START Supplied data

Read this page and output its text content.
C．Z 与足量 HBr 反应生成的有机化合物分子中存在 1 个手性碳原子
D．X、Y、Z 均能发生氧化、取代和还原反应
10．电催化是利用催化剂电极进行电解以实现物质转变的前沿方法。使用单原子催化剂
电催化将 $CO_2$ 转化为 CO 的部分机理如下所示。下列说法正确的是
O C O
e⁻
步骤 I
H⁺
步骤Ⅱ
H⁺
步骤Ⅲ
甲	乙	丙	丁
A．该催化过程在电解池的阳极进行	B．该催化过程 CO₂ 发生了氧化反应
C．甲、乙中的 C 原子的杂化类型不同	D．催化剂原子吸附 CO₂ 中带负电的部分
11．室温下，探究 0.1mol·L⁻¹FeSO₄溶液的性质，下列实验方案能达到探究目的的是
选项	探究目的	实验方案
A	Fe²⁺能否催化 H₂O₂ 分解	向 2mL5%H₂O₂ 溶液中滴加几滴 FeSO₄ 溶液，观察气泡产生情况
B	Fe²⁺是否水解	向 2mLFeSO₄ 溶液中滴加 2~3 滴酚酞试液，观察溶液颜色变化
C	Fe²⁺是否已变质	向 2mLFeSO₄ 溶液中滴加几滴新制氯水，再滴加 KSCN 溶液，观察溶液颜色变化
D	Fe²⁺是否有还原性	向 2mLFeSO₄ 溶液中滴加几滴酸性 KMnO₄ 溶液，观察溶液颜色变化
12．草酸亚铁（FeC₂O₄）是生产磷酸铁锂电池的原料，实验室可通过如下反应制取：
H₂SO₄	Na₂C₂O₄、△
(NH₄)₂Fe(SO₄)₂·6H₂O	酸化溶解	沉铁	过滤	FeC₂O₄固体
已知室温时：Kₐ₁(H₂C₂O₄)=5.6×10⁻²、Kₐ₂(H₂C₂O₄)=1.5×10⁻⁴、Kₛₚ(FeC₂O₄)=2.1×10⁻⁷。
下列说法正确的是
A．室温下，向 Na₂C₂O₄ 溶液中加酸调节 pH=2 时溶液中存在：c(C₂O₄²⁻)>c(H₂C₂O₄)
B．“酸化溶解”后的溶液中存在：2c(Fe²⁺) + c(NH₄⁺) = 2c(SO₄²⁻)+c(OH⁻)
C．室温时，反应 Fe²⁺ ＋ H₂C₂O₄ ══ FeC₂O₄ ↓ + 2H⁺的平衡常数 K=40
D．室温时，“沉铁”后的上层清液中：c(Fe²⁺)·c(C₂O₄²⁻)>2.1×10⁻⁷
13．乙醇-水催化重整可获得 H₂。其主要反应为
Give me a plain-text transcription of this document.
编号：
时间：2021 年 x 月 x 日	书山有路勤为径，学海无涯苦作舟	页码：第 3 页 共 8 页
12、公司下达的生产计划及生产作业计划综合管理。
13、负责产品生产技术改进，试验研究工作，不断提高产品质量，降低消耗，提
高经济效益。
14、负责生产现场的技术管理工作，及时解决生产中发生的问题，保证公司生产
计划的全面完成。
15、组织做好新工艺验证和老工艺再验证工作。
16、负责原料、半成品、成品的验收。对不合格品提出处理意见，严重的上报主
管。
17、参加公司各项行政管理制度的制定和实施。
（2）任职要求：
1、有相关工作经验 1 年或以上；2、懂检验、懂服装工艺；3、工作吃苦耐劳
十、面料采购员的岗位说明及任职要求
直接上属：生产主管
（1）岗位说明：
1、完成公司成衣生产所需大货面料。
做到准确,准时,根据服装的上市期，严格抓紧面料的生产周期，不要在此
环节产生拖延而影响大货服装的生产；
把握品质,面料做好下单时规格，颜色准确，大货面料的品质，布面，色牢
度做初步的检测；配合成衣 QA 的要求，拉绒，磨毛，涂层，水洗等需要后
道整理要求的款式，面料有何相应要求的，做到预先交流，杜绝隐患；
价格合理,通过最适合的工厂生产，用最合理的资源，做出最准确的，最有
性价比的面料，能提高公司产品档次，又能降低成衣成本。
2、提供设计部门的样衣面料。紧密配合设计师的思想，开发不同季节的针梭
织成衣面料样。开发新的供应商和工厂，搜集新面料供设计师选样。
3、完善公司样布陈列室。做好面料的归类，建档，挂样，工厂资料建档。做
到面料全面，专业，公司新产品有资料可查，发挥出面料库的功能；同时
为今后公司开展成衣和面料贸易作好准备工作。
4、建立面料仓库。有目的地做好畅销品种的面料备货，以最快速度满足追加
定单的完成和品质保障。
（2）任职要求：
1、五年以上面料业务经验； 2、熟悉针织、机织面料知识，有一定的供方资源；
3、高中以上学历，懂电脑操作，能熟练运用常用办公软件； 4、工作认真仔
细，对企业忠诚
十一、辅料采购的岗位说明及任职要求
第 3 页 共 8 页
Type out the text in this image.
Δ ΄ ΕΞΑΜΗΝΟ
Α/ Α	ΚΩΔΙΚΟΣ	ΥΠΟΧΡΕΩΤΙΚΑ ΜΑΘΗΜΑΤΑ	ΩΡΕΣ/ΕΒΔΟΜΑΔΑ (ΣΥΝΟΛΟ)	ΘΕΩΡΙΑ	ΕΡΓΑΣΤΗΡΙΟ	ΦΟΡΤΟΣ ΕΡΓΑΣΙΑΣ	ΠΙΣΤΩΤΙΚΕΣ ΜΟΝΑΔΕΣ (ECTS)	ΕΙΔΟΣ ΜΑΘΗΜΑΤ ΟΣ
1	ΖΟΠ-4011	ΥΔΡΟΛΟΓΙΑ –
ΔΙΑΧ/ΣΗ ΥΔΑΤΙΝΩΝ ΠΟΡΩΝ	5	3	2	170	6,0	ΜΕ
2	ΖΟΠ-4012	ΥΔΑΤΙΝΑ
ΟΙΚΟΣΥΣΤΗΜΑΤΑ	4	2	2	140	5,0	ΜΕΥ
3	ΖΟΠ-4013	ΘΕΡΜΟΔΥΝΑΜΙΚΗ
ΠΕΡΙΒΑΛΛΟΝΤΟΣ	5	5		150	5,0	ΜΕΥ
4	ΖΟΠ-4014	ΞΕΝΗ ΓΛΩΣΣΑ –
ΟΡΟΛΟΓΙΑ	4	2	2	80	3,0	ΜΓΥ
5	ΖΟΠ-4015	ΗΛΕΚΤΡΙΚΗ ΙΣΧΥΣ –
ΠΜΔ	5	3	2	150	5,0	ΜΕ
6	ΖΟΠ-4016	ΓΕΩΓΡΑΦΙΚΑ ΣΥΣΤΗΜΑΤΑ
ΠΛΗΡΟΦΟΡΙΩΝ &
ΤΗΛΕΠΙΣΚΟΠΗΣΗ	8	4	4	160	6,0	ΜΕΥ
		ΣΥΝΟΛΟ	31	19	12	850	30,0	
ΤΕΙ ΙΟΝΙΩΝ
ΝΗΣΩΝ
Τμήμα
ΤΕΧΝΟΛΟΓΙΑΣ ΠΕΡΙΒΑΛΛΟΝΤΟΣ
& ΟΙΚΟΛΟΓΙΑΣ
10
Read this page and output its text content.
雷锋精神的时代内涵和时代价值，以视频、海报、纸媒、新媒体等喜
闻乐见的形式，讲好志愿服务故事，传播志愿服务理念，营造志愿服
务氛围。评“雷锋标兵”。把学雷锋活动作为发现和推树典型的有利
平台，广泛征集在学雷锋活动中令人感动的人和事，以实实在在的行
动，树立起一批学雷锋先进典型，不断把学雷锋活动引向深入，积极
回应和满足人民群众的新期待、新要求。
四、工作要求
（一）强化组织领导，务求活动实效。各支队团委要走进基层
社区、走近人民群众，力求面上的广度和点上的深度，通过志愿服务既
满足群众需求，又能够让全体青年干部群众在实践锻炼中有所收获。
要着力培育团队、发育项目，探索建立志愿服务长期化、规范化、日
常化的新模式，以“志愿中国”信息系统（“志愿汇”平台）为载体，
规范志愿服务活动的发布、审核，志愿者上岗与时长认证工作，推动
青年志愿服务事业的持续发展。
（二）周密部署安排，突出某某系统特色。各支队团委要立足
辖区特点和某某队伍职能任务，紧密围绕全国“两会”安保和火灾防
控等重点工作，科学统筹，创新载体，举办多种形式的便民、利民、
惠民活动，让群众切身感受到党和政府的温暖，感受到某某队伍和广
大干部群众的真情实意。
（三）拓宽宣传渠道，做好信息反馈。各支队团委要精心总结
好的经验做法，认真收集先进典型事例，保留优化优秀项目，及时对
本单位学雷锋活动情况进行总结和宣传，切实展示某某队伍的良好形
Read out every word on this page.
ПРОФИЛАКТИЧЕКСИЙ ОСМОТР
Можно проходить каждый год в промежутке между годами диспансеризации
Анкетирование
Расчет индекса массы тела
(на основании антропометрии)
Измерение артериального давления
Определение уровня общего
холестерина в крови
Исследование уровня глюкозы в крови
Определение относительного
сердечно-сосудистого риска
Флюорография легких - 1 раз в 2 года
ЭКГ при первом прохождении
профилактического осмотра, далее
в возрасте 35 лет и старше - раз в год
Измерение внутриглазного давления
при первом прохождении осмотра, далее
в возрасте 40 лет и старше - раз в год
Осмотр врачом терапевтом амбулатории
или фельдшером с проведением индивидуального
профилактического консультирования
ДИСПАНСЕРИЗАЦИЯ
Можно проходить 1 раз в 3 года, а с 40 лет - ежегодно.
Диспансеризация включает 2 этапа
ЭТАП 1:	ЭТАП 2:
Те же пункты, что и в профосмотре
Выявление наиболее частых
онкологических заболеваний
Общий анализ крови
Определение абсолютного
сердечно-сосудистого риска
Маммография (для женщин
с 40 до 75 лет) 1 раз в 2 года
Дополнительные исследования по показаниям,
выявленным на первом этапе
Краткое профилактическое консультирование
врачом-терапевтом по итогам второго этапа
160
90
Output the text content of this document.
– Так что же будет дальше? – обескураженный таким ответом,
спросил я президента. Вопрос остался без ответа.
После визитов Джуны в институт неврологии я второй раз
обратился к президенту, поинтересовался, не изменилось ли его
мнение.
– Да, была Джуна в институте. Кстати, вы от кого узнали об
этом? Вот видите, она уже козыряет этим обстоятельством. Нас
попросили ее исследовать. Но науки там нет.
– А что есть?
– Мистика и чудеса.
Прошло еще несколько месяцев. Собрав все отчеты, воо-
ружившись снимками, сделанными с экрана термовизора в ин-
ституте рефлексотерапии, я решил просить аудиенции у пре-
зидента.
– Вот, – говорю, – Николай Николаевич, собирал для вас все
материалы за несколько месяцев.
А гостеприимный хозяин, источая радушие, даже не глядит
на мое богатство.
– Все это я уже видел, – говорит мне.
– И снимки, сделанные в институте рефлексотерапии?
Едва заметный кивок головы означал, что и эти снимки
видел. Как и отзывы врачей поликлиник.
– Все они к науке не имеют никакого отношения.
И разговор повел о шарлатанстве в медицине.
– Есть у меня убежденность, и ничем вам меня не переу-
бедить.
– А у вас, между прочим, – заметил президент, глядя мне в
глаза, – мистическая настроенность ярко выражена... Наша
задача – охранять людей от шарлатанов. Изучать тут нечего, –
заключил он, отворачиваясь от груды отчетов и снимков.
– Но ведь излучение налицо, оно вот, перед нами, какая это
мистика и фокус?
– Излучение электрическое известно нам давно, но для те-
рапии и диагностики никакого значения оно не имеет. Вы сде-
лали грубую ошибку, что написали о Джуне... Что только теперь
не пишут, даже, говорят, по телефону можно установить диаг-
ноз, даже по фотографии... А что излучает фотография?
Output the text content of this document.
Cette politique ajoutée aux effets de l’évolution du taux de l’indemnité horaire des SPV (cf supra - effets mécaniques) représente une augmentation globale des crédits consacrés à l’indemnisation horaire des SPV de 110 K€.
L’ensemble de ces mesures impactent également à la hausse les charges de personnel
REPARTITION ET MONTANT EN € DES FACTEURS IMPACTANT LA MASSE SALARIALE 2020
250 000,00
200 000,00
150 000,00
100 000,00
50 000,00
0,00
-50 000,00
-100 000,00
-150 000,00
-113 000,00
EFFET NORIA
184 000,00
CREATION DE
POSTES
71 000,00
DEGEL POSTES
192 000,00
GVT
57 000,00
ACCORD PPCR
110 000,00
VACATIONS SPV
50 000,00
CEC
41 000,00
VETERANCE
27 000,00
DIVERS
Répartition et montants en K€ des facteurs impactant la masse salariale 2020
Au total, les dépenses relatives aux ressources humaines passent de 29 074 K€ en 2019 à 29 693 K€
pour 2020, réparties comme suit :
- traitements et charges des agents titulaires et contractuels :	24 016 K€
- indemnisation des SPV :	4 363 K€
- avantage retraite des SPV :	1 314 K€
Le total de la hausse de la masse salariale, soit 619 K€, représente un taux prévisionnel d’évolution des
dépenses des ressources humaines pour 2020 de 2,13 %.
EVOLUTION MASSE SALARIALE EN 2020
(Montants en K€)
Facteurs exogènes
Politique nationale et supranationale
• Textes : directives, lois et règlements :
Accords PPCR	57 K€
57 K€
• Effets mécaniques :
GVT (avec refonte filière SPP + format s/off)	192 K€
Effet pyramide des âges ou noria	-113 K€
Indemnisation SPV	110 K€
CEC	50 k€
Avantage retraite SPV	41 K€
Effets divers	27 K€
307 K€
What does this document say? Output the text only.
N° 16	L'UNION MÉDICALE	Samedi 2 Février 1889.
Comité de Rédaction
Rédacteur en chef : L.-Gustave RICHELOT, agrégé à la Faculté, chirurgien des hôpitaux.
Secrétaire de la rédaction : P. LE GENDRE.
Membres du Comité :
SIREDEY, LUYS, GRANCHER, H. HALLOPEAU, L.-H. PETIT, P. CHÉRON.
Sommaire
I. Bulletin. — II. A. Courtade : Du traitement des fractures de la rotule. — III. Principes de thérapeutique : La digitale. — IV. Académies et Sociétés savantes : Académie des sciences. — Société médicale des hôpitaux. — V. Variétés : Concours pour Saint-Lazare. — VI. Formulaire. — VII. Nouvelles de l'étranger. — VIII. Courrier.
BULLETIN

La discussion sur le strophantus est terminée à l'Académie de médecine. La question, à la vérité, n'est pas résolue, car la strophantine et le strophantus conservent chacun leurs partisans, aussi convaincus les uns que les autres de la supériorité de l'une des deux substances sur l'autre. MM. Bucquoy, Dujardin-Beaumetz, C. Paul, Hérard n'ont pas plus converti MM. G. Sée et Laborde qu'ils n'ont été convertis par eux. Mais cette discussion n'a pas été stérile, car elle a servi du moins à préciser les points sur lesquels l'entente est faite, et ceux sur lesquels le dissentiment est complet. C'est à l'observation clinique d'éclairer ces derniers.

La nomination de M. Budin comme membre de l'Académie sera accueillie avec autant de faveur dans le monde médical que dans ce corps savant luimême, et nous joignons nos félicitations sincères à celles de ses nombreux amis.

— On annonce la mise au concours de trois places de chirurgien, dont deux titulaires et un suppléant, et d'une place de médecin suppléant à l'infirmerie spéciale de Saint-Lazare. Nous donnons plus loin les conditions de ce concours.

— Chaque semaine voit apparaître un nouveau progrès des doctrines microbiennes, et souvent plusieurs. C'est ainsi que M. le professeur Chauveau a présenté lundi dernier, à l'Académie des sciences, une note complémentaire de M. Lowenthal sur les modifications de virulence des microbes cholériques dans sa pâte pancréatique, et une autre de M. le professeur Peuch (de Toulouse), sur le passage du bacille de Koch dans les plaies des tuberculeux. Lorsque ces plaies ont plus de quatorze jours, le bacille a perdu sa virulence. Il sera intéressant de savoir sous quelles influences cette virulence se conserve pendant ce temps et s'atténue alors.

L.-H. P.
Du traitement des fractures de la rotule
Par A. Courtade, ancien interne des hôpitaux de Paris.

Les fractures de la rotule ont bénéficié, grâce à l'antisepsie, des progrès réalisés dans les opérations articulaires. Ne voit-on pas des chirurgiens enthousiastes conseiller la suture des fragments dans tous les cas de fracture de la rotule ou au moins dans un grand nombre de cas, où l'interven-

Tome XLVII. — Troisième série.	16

END Supplied data

**Task details:** Show the lines where the word "total" appears in the entries.

**Completed exercise:**
Au total, les dépenses relatives aux ressources humaines passent de 29 074 K€ en 2019 à 29 693 K€
Le total de la hausse de la masse salariale, soit 619 K€, représente un taux prévisionnel d’évolution des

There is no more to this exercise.